Put every line of the records below into a Markdown table with the columns Row and Line, numbering each row and skipping blank lines. Leave the pictures out.

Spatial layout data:
**********

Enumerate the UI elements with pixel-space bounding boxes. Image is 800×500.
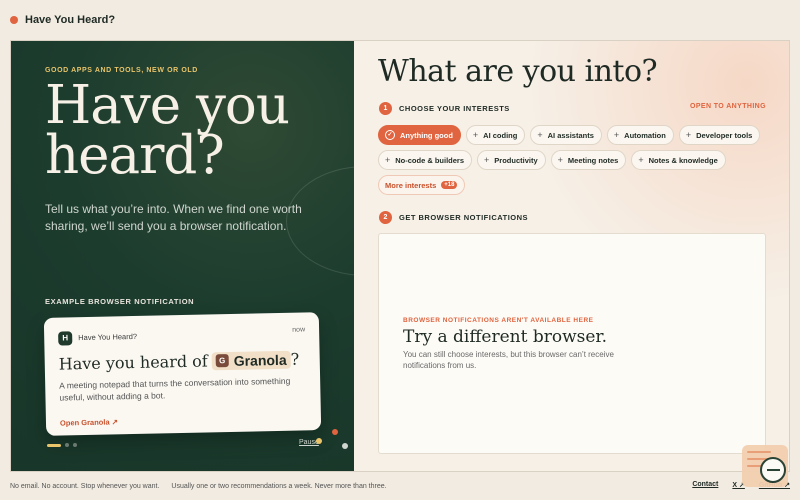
footer-note-frequency: Usually one or two recommendations a wee… [171, 482, 387, 490]
chip-label: Meeting notes [567, 155, 619, 165]
chip-automation[interactable]: + Automation [606, 125, 674, 145]
check-icon: ✓ [385, 130, 395, 140]
pager-dot-active[interactable] [47, 443, 61, 447]
notification-app-name: Have You Heard? [78, 331, 138, 343]
plus-icon: + [484, 155, 490, 165]
step-label: GET BROWSER NOTIFICATIONS [399, 213, 529, 222]
example-notification-label: EXAMPLE BROWSER NOTIFICATION [45, 297, 195, 306]
plus-icon: + [613, 130, 620, 140]
app-status-dot-icon [10, 16, 18, 24]
chip-label: Anything good [400, 130, 453, 140]
widget-search-icon [760, 457, 786, 483]
footer: No email. No account. Stop whenever you … [0, 472, 800, 500]
pager-dot[interactable] [73, 443, 77, 447]
decorative-bubble [332, 429, 338, 435]
chip-label: AI assistants [547, 130, 594, 140]
footer-note-privacy: No email. No account. Stop whenever you … [10, 482, 160, 490]
interests-title: What are you into? [378, 54, 658, 89]
app-logo-icon: H [58, 331, 73, 346]
interest-chips: ✓ Anything good + AI coding + AI assista… [378, 125, 768, 195]
notification-time: now [292, 326, 306, 334]
open-to-anything-link[interactable]: OPEN TO ANYTHING [690, 103, 766, 110]
step-choose-interests: 1 CHOOSE YOUR INTERESTS [379, 102, 510, 115]
step-number: 1 [379, 102, 392, 115]
plus-icon: + [638, 155, 644, 165]
browser-heading: Try a different browser. [403, 327, 608, 347]
more-interests-count: +18 [441, 181, 458, 189]
widget-bar [767, 469, 780, 471]
example-notification-card: H Have You Heard? now Have you heard of … [43, 312, 322, 436]
product-chip: G Granola [211, 350, 291, 370]
chip-label: Productivity [494, 155, 538, 165]
chip-ai-coding[interactable]: + AI coding [465, 125, 526, 145]
plus-icon: + [537, 130, 543, 140]
hero-title-line-2: heard? [45, 125, 225, 186]
floating-helper-widget[interactable] [742, 445, 788, 487]
interests-panel: What are you into? 1 CHOOSE YOUR INTERES… [354, 41, 789, 471]
hero-panel: GOOD APPS AND TOOLS, NEW OR OLD Have you… [11, 41, 354, 471]
chip-no-code[interactable]: + No-code & builders [378, 150, 473, 170]
plus-icon: + [685, 130, 692, 140]
notification-body: A meeting notepad that turns the convers… [59, 375, 291, 403]
chip-ai-assistants[interactable]: + AI assistants [530, 125, 602, 145]
open-product-link[interactable]: Open Granola ↗ [60, 417, 118, 427]
plus-icon: + [472, 130, 479, 140]
chip-anything-good[interactable]: ✓ Anything good [378, 125, 461, 145]
decorative-bubble [342, 443, 348, 449]
step-browser-notifications: 2 GET BROWSER NOTIFICATIONS [379, 211, 528, 224]
hero-title-line-1: Have you [45, 75, 290, 136]
hero-lead: Tell us what you’re into. When we find o… [45, 202, 302, 233]
contact-link[interactable]: Contact [692, 481, 718, 489]
plus-icon: + [385, 155, 391, 165]
notification-headline-suffix: ? [290, 349, 300, 369]
more-interests-label: More interests [385, 180, 437, 190]
chip-notes-knowledge[interactable]: + Notes & knowledge [631, 150, 726, 170]
step-number: 2 [379, 211, 392, 224]
decorative-bubble [316, 438, 322, 444]
notification-headline-prefix: Have you heard of [58, 351, 208, 374]
chip-label: AI coding [483, 130, 518, 140]
chip-developer-tools[interactable]: + Developer tools [678, 125, 761, 145]
chip-label: Developer tools [696, 130, 753, 140]
pager-dot[interactable] [65, 443, 69, 447]
more-interests-button[interactable]: More interests +18 [378, 175, 466, 195]
browser-notification-panel: BROWSER NOTIFICATIONS AREN'T AVAILABLE H… [378, 233, 766, 454]
browser-body: You can still choose interests, but this… [403, 350, 614, 370]
product-logo-icon: G [215, 354, 229, 368]
title-bar: Have You Heard? [0, 0, 800, 40]
step-label: CHOOSE YOUR INTERESTS [399, 104, 510, 113]
hero-title: Have you heard? [45, 75, 345, 186]
product-name: Granola [233, 351, 287, 369]
main-frame: GOOD APPS AND TOOLS, NEW OR OLD Have you… [10, 40, 790, 472]
chip-productivity[interactable]: + Productivity [477, 150, 546, 170]
app-title: Have You Heard? [25, 14, 116, 26]
plus-icon: + [557, 155, 563, 165]
chip-meeting-notes[interactable]: + Meeting notes [550, 150, 627, 170]
carousel-pager [47, 443, 77, 447]
hero-eyebrow: GOOD APPS AND TOOLS, NEW OR OLD [45, 67, 198, 74]
browser-warning: BROWSER NOTIFICATIONS AREN'T AVAILABLE H… [403, 317, 594, 324]
chip-label: No-code & builders [395, 155, 465, 165]
chip-label: Notes & knowledge [648, 155, 718, 165]
notification-headline: Have you heard of G Granola ? [59, 350, 300, 374]
chip-label: Automation [624, 130, 666, 140]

**********

### SOLUTION FOR THIS TASK
| Row | Line |
|---|---|
| 1 | Enumerate the UI elements with pixel-space bounding boxes. Image is 800×500. |
| 2 | footer-note-frequency: Usually one or two recommendations a wee… [171, 482, 387, 490] |
| 3 | chip-label: Meeting notes [567, 155, 619, 165] |
| 4 | chip-automation[interactable]: + Automation [606, 125, 674, 145] |
| 5 | check-icon: ✓ [385, 130, 395, 140] |
| 6 | pager-dot-active[interactable] [47, 443, 61, 447] |
| 7 | notification-app-name: Have You Heard? [78, 331, 138, 343] |
| 8 | plus-icon: + [484, 155, 490, 165] |
| 9 | step-label: GET BROWSER NOTIFICATIONS [399, 213, 529, 222] |
| 10 | example-notification-label: EXAMPLE BROWSER NOTIFICATION [45, 297, 195, 306] |
| 11 | plus-icon: + [613, 130, 620, 140] |
| 12 | app-status-dot-icon [10, 16, 18, 24] |
| 13 | chip-label: Anything good [400, 130, 453, 140] |
| 14 | widget-search-icon [760, 457, 786, 483] |
| 15 | footer: No email. No account. Stop whenever you … [0, 472, 800, 500] |
| 16 | pager-dot[interactable] [73, 443, 77, 447] |
| 17 | decorative-bubble [332, 429, 338, 435] |
| 18 | chip-label: AI assistants [547, 130, 594, 140] |
| 19 | footer-note-privacy: No email. No account. Stop whenever you … [10, 482, 160, 490] |
| 20 | interests-title: What are you into? [378, 54, 658, 89] |
| 21 | app-logo-icon: H [58, 331, 73, 346] |
| 22 | interest-chips: ✓ Anything good + AI coding + AI assista… [378, 125, 768, 195] |
| 23 | notification-time: now [292, 326, 306, 334] |
| 24 | open-to-anything-link[interactable]: OPEN TO ANYTHING [690, 103, 766, 110] |
| 25 | step-choose-interests: 1 CHOOSE YOUR INTERESTS [379, 102, 510, 115] |
| 26 | step-number: 1 [379, 102, 392, 115] |
| 27 | plus-icon: + [638, 155, 644, 165] |
| 28 | browser-heading: Try a different browser. [403, 327, 608, 347] |
| 29 | more-interests-count: +18 [441, 181, 458, 189] |
| 30 | widget-bar [767, 469, 780, 471] |
| 31 | example-notification-card: H Have You Heard? now Have you heard of … [43, 312, 322, 436] |
| 32 | product-chip: G Granola [211, 350, 291, 370] |
| 33 | chip-label: Productivity [494, 155, 538, 165] |
| 34 | chip-ai-coding[interactable]: + AI coding [465, 125, 526, 145] |
| 35 | plus-icon: + [537, 130, 543, 140] |
| 36 | hero-title-line-2: heard? [45, 125, 225, 186] |
| 37 | floating-helper-widget[interactable] [742, 445, 788, 487] |
| 38 | interests-panel: What are you into? 1 CHOOSE YOUR INTERES… [354, 41, 789, 471] |
| 39 | hero-panel: GOOD APPS AND TOOLS, NEW OR OLD Have you… [11, 41, 354, 471] |
| 40 | chip-no-code[interactable]: + No-code & builders [378, 150, 473, 170] |
| 41 | plus-icon: + [685, 130, 692, 140] |
| 42 | notification-body: A meeting notepad that turns the convers… [59, 375, 291, 403] |
| 43 | chip-ai-assistants[interactable]: + AI assistants [530, 125, 602, 145] |
| 44 | open-product-link[interactable]: Open Granola ↗ [60, 417, 118, 427] |
| 45 | plus-icon: + [472, 130, 479, 140] |
| 46 | chip-anything-good[interactable]: ✓ Anything good [378, 125, 461, 145] |
| 47 | decorative-bubble [342, 443, 348, 449] |
| 48 | step-browser-notifications: 2 GET BROWSER NOTIFICATIONS [379, 211, 528, 224] |
| 49 | hero-title-line-1: Have you [45, 75, 290, 136] |
| 50 | hero-lead: Tell us what you’re into. When we find o… [45, 202, 302, 233] |
| 51 | contact-link[interactable]: Contact [692, 481, 718, 489] |
| 52 | plus-icon: + [385, 155, 391, 165] |
| 53 | notification-headline-suffix: ? [290, 349, 300, 369] |
| 54 | more-interests-label: More interests [385, 180, 437, 190] |
| 55 | chip-notes-knowledge[interactable]: + Notes & knowledge [631, 150, 726, 170] |
| 56 | step-number: 2 [379, 211, 392, 224] |
| 57 | decorative-bubble [316, 438, 322, 444] |
| 58 | notification-headline-prefix: Have you heard of [58, 351, 208, 374] |
| 59 | chip-label: AI coding [483, 130, 518, 140] |
| 60 | chip-developer-tools[interactable]: + Developer tools [678, 125, 761, 145] |
| 61 | chip-label: Developer tools [696, 130, 753, 140] |
| 62 | pager-dot[interactable] [65, 443, 69, 447] |
| 63 | more-interests-button[interactable]: More interests +18 [378, 175, 466, 195] |
| 64 | browser-notification-panel: BROWSER NOTIFICATIONS AREN'T AVAILABLE H… [378, 233, 766, 454] |
| 65 | browser-body: You can still choose interests, but this… [403, 350, 614, 370] |
| 66 | product-logo-icon: G [215, 354, 229, 368] |
| 67 | title-bar: Have You Heard? [0, 0, 800, 40] |
| 68 | step-label: CHOOSE YOUR INTERESTS [399, 104, 510, 113] |
| 69 | hero-title: Have you heard? [45, 75, 345, 186] |
| 70 | product-name: Granola [233, 351, 287, 369] |
| 71 | main-frame: GOOD APPS AND TOOLS, NEW OR OLD Have you… [10, 40, 790, 472] |
| 72 | chip-productivity[interactable]: + Productivity [477, 150, 546, 170] |
| 73 | app-title: Have You Heard? [25, 14, 116, 26] |
| 74 | plus-icon: + [557, 155, 563, 165] |
| 75 | chip-meeting-notes[interactable]: + Meeting notes [550, 150, 627, 170] |
| 76 | carousel-pager [47, 443, 77, 447] |
| 77 | hero-eyebrow: GOOD APPS AND TOOLS, NEW OR OLD [45, 67, 198, 74] |
| 78 | browser-warning: BROWSER NOTIFICATIONS AREN'T AVAILABLE H… [403, 317, 594, 324] |
| 79 | chip-label: No-code & builders [395, 155, 465, 165] |
| 80 | chip-label: Notes & knowledge [648, 155, 718, 165] |
| 81 | notification-headline: Have you heard of G Granola ? [59, 350, 300, 374] |
| 82 | chip-label: Automation [624, 130, 666, 140] |